Records from a dataset
──────

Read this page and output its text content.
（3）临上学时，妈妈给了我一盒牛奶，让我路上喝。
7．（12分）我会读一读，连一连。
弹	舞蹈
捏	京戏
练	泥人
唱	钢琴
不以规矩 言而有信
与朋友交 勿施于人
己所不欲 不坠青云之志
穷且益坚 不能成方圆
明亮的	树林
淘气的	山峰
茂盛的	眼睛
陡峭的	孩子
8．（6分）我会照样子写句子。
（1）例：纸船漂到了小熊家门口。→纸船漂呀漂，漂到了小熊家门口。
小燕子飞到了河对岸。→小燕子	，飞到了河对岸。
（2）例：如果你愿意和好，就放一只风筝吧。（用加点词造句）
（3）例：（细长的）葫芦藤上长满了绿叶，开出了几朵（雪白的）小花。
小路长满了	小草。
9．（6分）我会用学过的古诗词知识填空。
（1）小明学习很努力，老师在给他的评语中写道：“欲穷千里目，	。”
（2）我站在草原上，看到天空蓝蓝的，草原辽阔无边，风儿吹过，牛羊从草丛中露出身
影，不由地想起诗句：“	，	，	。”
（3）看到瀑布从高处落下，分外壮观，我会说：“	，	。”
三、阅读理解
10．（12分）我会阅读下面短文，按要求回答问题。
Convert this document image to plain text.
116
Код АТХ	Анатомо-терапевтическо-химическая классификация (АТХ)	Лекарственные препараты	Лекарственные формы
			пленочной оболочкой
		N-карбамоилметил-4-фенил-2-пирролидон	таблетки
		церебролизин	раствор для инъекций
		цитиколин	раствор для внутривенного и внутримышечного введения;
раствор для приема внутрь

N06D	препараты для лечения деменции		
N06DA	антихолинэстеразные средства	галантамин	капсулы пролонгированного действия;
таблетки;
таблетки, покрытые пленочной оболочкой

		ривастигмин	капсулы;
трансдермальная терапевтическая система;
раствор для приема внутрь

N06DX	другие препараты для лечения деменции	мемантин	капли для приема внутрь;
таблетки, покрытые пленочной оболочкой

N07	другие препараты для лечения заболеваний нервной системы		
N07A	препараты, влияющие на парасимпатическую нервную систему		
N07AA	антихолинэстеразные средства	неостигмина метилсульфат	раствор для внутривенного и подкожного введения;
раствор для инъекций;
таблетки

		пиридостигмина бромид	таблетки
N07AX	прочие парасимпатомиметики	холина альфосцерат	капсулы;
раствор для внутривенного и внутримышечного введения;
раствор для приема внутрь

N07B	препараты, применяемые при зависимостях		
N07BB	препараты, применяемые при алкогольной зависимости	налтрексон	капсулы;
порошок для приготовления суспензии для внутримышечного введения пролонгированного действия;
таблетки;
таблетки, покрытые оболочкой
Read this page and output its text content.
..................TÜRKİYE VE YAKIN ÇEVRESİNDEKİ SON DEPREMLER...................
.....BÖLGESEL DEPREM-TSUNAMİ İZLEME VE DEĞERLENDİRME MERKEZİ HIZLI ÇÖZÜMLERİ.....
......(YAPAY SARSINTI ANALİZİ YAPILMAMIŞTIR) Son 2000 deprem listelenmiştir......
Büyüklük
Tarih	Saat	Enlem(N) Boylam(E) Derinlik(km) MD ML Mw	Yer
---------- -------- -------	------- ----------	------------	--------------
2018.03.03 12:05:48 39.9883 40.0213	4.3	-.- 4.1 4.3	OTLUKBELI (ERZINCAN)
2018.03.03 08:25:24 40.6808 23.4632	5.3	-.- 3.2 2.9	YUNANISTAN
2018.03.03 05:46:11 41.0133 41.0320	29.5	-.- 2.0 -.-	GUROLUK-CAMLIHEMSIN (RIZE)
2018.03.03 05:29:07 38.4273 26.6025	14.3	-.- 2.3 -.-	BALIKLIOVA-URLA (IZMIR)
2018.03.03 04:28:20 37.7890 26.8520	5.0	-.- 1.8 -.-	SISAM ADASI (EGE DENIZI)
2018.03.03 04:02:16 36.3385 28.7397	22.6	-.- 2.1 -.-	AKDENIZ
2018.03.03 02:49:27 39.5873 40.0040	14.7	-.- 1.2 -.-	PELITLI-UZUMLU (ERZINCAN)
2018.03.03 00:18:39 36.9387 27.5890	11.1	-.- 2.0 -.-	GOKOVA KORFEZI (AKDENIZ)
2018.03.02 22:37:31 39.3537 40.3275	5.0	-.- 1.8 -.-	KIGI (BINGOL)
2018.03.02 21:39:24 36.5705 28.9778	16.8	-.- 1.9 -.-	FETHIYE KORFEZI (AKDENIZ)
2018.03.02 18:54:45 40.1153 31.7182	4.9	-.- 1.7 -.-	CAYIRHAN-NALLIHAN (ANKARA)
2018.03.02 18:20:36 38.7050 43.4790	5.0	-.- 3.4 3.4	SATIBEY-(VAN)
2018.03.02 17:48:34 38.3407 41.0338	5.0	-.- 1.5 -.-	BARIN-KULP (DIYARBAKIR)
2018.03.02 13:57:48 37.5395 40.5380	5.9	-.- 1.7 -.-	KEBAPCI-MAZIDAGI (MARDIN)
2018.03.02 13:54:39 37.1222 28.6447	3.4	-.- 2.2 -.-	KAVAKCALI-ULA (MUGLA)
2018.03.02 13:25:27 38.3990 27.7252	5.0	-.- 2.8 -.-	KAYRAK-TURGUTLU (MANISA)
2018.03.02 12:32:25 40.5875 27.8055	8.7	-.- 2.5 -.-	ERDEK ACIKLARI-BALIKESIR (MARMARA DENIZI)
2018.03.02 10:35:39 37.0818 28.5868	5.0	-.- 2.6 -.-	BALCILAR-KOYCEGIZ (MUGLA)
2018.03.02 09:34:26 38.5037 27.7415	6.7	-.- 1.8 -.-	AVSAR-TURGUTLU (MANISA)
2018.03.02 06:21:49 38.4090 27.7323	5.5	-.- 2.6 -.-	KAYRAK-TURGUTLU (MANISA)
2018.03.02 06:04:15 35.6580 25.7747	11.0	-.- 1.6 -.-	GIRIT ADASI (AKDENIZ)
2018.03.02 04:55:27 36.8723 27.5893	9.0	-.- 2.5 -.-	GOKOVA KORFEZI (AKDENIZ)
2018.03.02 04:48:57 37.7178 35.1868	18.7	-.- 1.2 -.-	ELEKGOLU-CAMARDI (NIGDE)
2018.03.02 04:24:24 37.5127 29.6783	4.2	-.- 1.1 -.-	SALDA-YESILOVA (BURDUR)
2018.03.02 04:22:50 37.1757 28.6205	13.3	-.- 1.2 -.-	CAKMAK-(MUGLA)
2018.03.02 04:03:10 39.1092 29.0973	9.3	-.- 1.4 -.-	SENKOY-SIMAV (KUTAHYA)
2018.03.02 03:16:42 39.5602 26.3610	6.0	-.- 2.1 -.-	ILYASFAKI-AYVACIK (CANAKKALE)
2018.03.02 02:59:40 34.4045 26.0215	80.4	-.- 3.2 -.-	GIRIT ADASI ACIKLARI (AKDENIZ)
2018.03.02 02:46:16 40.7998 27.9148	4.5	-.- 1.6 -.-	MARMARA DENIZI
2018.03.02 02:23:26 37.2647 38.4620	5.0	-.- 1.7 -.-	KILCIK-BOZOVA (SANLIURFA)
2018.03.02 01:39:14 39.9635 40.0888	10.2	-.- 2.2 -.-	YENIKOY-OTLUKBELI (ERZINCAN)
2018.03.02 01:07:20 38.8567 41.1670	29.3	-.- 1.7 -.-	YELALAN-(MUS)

──────

WRITTEN INSTRUCTION = Looking at the data above, how many lines hold the word "OTLUKBELI"? Respond with the number alone.

FULL OUTPUT = 2